INSTRUCTION -> Show every line in the entries below where the word "Erstellt" appears.

Data tied to figure images
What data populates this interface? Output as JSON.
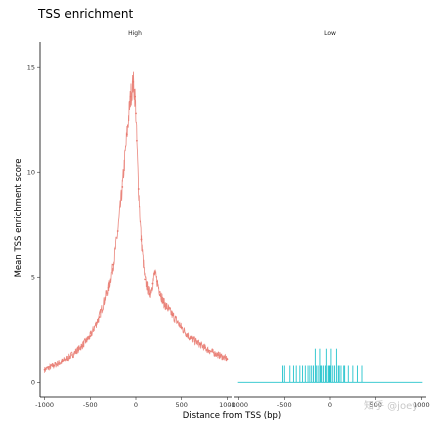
{
  "chart_data": {
    "type": "line",
    "title": "TSS enrichment",
    "xlabel": "Distance from TSS (bp)",
    "ylabel": "Mean TSS enrichment score",
    "xlim": [
      -1050,
      1050
    ],
    "ylim": [
      -0.7,
      16.2
    ],
    "x_ticks": [
      -1000,
      -500,
      0,
      500,
      1000
    ],
    "x_tick_labels": [
      "-1000",
      "-500",
      "0",
      "500",
      "1000"
    ],
    "y_ticks": [
      0,
      5,
      10,
      15
    ],
    "y_tick_labels": [
      "0",
      "5",
      "10",
      "15"
    ],
    "grid": false,
    "legend": "none",
    "facets": [
      {
        "name": "High",
        "color": "#E8796F",
        "x": [
          -1000,
          -900,
          -800,
          -700,
          -600,
          -500,
          -400,
          -300,
          -250,
          -200,
          -150,
          -100,
          -60,
          -30,
          -10,
          0,
          10,
          30,
          60,
          100,
          150,
          180,
          200,
          230,
          260,
          300,
          400,
          500,
          600,
          700,
          800,
          900,
          1000
        ],
        "y": [
          0.6,
          0.8,
          1.0,
          1.3,
          1.7,
          2.2,
          3.1,
          4.5,
          5.6,
          7.2,
          9.3,
          11.8,
          13.6,
          14.3,
          13.6,
          12.8,
          11.5,
          9.2,
          6.8,
          4.9,
          4.2,
          4.7,
          5.2,
          4.8,
          4.3,
          3.8,
          3.2,
          2.6,
          2.1,
          1.8,
          1.5,
          1.3,
          1.1
        ]
      },
      {
        "name": "Low",
        "color": "#22C3CC",
        "baseline": 0,
        "x": [
          -520,
          -500,
          -440,
          -400,
          -370,
          -330,
          -300,
          -270,
          -240,
          -220,
          -200,
          -180,
          -160,
          -150,
          -130,
          -110,
          -100,
          -90,
          -70,
          -50,
          -40,
          -20,
          -10,
          0,
          10,
          30,
          50,
          70,
          90,
          100,
          120,
          150,
          160,
          200,
          250,
          300,
          350
        ],
        "y": [
          0.8,
          0.8,
          0.8,
          0.8,
          0.8,
          0.8,
          0.8,
          0.8,
          0.8,
          0.8,
          0.8,
          0.8,
          1.6,
          0.8,
          0.8,
          1.6,
          0.8,
          0.8,
          0.8,
          0.8,
          1.6,
          0.8,
          0.8,
          0.8,
          1.6,
          0.8,
          0.8,
          1.6,
          0.8,
          0.8,
          0.8,
          0.8,
          0.8,
          0.8,
          0.8,
          0.8,
          0.8
        ]
      }
    ]
  },
  "watermark": "知乎 @joey"
}
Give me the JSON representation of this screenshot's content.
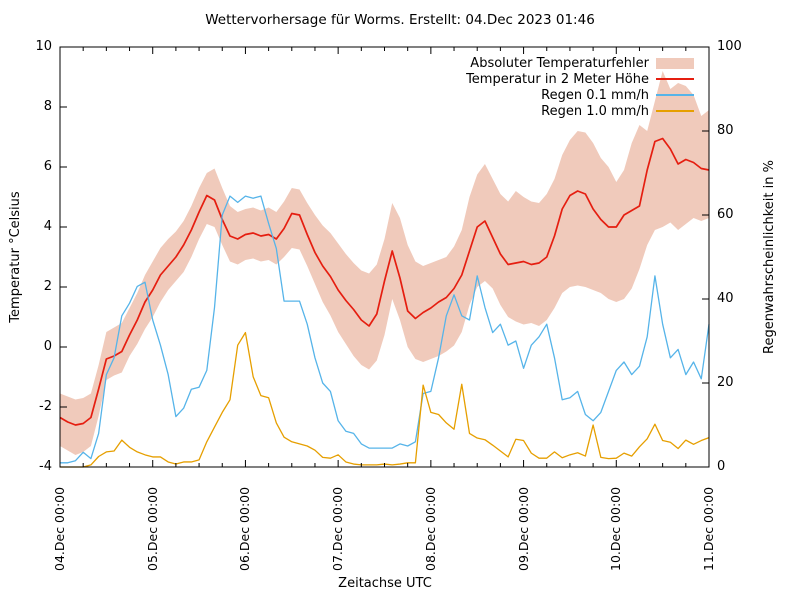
{
  "title": "Wettervorhersage für Worms. Erstellt: 04.Dec 2023 01:46",
  "axes": {
    "y_left": {
      "label": "Temperatur °Celsius",
      "min": -4,
      "max": 10,
      "ticks": [
        10,
        8,
        6,
        4,
        2,
        0,
        -2,
        -4
      ]
    },
    "y_right": {
      "label": "Regenwahrscheinlichkeit in %",
      "min": 0,
      "max": 100,
      "ticks": [
        100,
        80,
        60,
        40,
        20,
        0
      ]
    },
    "x": {
      "label": "Zeitachse UTC",
      "hours_total": 168,
      "minor_tick_hours": 6,
      "tick_labels": [
        "04.Dec 00:00",
        "05.Dec 00:00",
        "06.Dec 00:00",
        "07.Dec 00:00",
        "08.Dec 00:00",
        "09.Dec 00:00",
        "10.Dec 00:00",
        "11.Dec 00:00"
      ]
    }
  },
  "legend": [
    {
      "label": "Absoluter Temperaturfehler",
      "type": "band",
      "color": "#f0cabb"
    },
    {
      "label": "Temperatur in 2 Meter Höhe",
      "type": "line",
      "color": "#e51e10"
    },
    {
      "label": "Regen 0.1 mm/h",
      "type": "line",
      "color": "#56b4e9"
    },
    {
      "label": "Regen 1.0 mm/h",
      "type": "line",
      "color": "#e69f00"
    }
  ],
  "colors": {
    "border": "#000000",
    "text": "#000000",
    "background": "#ffffff"
  },
  "chart_data": {
    "type": "line",
    "title": "Wettervorhersage für Worms. Erstellt: 04.Dec 2023 01:46",
    "xlabel": "Zeitachse UTC",
    "ylabel": "Temperatur °Celsius",
    "y2label": "Regenwahrscheinlichkeit in %",
    "ylim": [
      -4,
      10
    ],
    "y2lim": [
      0,
      100
    ],
    "x_start_hour": 0,
    "x_hours_step": 2,
    "series": [
      {
        "name": "Absoluter Temperaturfehler",
        "kind": "band",
        "axis": "temp",
        "color": "#f0cabb",
        "upper": [
          -1.55,
          -1.65,
          -1.75,
          -1.7,
          -1.55,
          -0.6,
          0.5,
          0.65,
          0.8,
          1.3,
          1.8,
          2.4,
          2.85,
          3.3,
          3.6,
          3.85,
          4.2,
          4.7,
          5.3,
          5.8,
          5.95,
          5.3,
          4.7,
          4.5,
          4.6,
          4.65,
          4.55,
          4.65,
          4.5,
          4.85,
          5.3,
          5.25,
          4.8,
          4.4,
          4.05,
          3.8,
          3.45,
          3.1,
          2.8,
          2.55,
          2.45,
          2.75,
          3.6,
          4.8,
          4.3,
          3.4,
          2.85,
          2.7,
          2.8,
          2.9,
          3.0,
          3.35,
          3.9,
          5.0,
          5.75,
          6.1,
          5.6,
          5.1,
          4.85,
          5.2,
          5.0,
          4.85,
          4.8,
          5.1,
          5.6,
          6.4,
          6.9,
          7.2,
          7.15,
          6.8,
          6.3,
          6.0,
          5.5,
          5.9,
          6.8,
          7.4,
          7.2,
          8.2,
          9.2,
          8.6,
          8.8,
          8.7,
          8.4,
          7.7,
          7.9
        ],
        "lower": [
          -3.3,
          -3.45,
          -3.6,
          -3.5,
          -3.3,
          -2.3,
          -1.1,
          -0.95,
          -0.85,
          -0.3,
          0.1,
          0.6,
          1.0,
          1.5,
          1.9,
          2.2,
          2.5,
          3.0,
          3.6,
          4.1,
          4.0,
          3.4,
          2.85,
          2.75,
          2.9,
          2.95,
          2.85,
          2.9,
          2.75,
          3.0,
          3.3,
          3.25,
          2.7,
          2.1,
          1.5,
          1.05,
          0.5,
          0.1,
          -0.3,
          -0.6,
          -0.75,
          -0.45,
          0.4,
          1.6,
          0.9,
          0.0,
          -0.4,
          -0.5,
          -0.4,
          -0.3,
          -0.15,
          0.05,
          0.5,
          1.4,
          2.0,
          2.2,
          1.95,
          1.4,
          1.0,
          0.85,
          0.75,
          0.8,
          0.7,
          0.9,
          1.3,
          1.8,
          2.0,
          2.05,
          2.0,
          1.9,
          1.8,
          1.6,
          1.5,
          1.6,
          1.95,
          2.6,
          3.4,
          3.9,
          4.0,
          4.15,
          3.9,
          4.1,
          4.3,
          4.2,
          4.3
        ]
      },
      {
        "name": "Temperatur in 2 Meter Höhe",
        "kind": "line",
        "axis": "temp",
        "color": "#e51e10",
        "width": 1.7,
        "values": [
          -2.35,
          -2.5,
          -2.6,
          -2.55,
          -2.35,
          -1.4,
          -0.4,
          -0.3,
          -0.15,
          0.4,
          0.9,
          1.5,
          1.9,
          2.4,
          2.7,
          3.0,
          3.4,
          3.9,
          4.5,
          5.05,
          4.9,
          4.25,
          3.7,
          3.6,
          3.75,
          3.8,
          3.7,
          3.75,
          3.6,
          3.95,
          4.45,
          4.4,
          3.75,
          3.15,
          2.7,
          2.35,
          1.9,
          1.55,
          1.25,
          0.9,
          0.7,
          1.1,
          2.2,
          3.2,
          2.3,
          1.2,
          0.95,
          1.15,
          1.3,
          1.5,
          1.65,
          1.95,
          2.4,
          3.2,
          4.0,
          4.2,
          3.65,
          3.1,
          2.75,
          2.8,
          2.85,
          2.75,
          2.8,
          3.0,
          3.7,
          4.6,
          5.05,
          5.2,
          5.1,
          4.6,
          4.25,
          4.0,
          4.0,
          4.4,
          4.55,
          4.7,
          5.9,
          6.85,
          6.95,
          6.6,
          6.1,
          6.25,
          6.15,
          5.95,
          5.9
        ]
      },
      {
        "name": "Regen 0.1 mm/h",
        "kind": "line",
        "axis": "percent",
        "color": "#56b4e9",
        "width": 1.3,
        "values": [
          1,
          1,
          1.5,
          3.5,
          2,
          8,
          22,
          26,
          36,
          39,
          43,
          44,
          35,
          29,
          22,
          12,
          14,
          18.5,
          19,
          23,
          38,
          60,
          64.5,
          63,
          64.5,
          64,
          64.5,
          58,
          52,
          39.5,
          39.5,
          39.5,
          34,
          26,
          20,
          18,
          11,
          8.5,
          8,
          5.5,
          4.5,
          4.5,
          4.5,
          4.5,
          5.5,
          5,
          6,
          17.5,
          18,
          26,
          36,
          41,
          36,
          35,
          45.5,
          38,
          32,
          34,
          29,
          30,
          23.5,
          29,
          31,
          34,
          26,
          16,
          16.5,
          18,
          12.5,
          11,
          13,
          18,
          23,
          25,
          22,
          24,
          31,
          45.5,
          34,
          26,
          28,
          22,
          25,
          21,
          34
        ]
      },
      {
        "name": "Regen 1.0 mm/h",
        "kind": "line",
        "axis": "percent",
        "color": "#e69f00",
        "width": 1.3,
        "values": [
          0,
          0,
          0,
          0,
          0.5,
          2.5,
          3.6,
          3.8,
          6.4,
          4.7,
          3.6,
          2.9,
          2.4,
          2.4,
          1.2,
          0.7,
          1.2,
          1.2,
          1.7,
          6,
          9.5,
          13,
          16,
          29,
          32,
          21.5,
          17,
          16.5,
          10.5,
          7.1,
          6,
          5.5,
          5,
          4,
          2.3,
          2.1,
          2.9,
          1.2,
          0.7,
          0.5,
          0.5,
          0.5,
          0.7,
          0.5,
          0.7,
          1,
          1,
          19.5,
          13,
          12.5,
          10.5,
          9,
          19.7,
          8,
          6.9,
          6.5,
          5.2,
          3.8,
          2.4,
          6.6,
          6.3,
          3.3,
          2.1,
          2.1,
          3.6,
          2.2,
          2.9,
          3.4,
          2.6,
          10,
          2.3,
          2,
          2.1,
          3.3,
          2.6,
          4.8,
          6.7,
          10.2,
          6.3,
          5.9,
          4.4,
          6.4,
          5.4,
          6.3,
          7
        ]
      }
    ]
  }
}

ANSWER ->
  "title": "Wettervorhersage für Worms. Erstellt: 04.Dec 2023 01:46",
    "title": "Wettervorhersage für Worms. Erstellt: 04.Dec 2023 01:46",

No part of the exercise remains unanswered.